* [SOURCE DOCUMENT]
+===+
Personal information
- Full name: Cristóbal Ignacio del Solar Leefhelm
- Nickname: Mr. 57
- Born: 11 October 1993 (age 32) Viña del Mar, Chile
- Height: 6 ft 1 in (1.85 m)
- Weight: 197 lb (89 kg)
- Sporting nationality: Chile
- Residence: Palm Beach Gardens, Florida, U.S.

Career
- College: Florida State University
- Turned professional: 2017
- Current tour: PGA Tour
- Former tours: Korn Ferry Tour PGA Tour Latinoamérica PGA Tour Canada
- Professional wins: 8

Number of wins by tour
- Korn Ferry Tour: 1
- Other: 7

Medal record
South American Games
| Bronze medal – third place | 2022 Asunción | Individual |

= Cristóbal del Solar =

Chilean professional golfer

Cristóbal Ignacio del Solar Leefhelm (born 11 October 1993) is a Chilean professional golfer.

==Amateur career==
Del Solar played college golf at Florida State University, where he won one event, and was named to the All-ACC Team following his junior season.

==Professional career==
Del Solar began his professional career on PGA Tour Canada in 2017, where he played six events. In 2018, he was the medalist at the PGA Tour Latinoamérica qualifying tournament in Argentina. His first professional win came in the 2018 Center Open, which he won by five strokes. Returning to PGA Tour Latinoamérica in 2019, Del Solar won the Puerto Plata Open for his second career win as a professional.

In February 2024, del Solar shot a round of 57 at the Astara Golf Championship in Colombia on the Korn Ferry Tour. It was the lowest round ever in a PGA Tour sanctioned event. He garnered the nickname "Mr. 57".
+===+
* [INFORMATION SUPPLIED]

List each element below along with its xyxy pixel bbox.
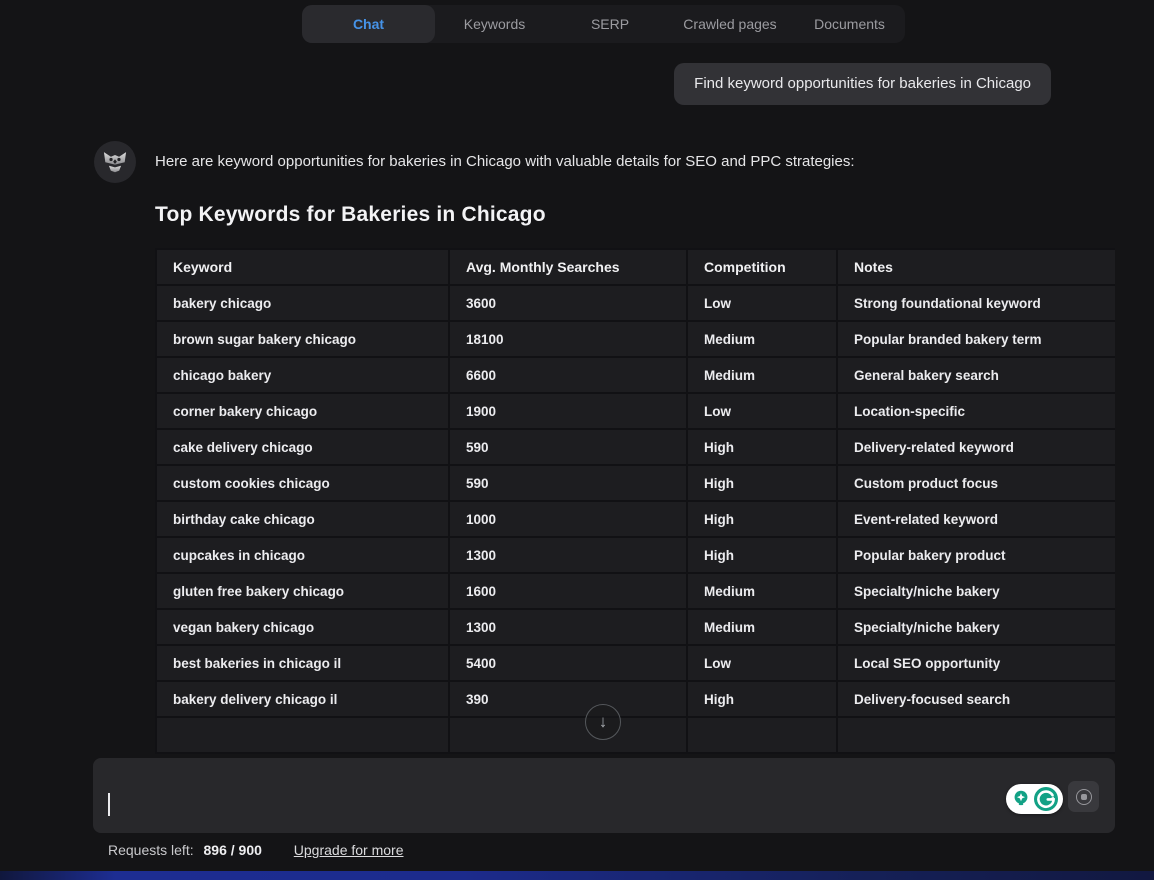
+===+
* [EXERCISE AIM] Name each former tour listed in the golfer profile. The material above is separate from the golfer profile.

* [REPLY TO THE EXERCISE]
- Korn Ferry Tour
- PGA Tour Latinoamérica
- PGA Tour Canada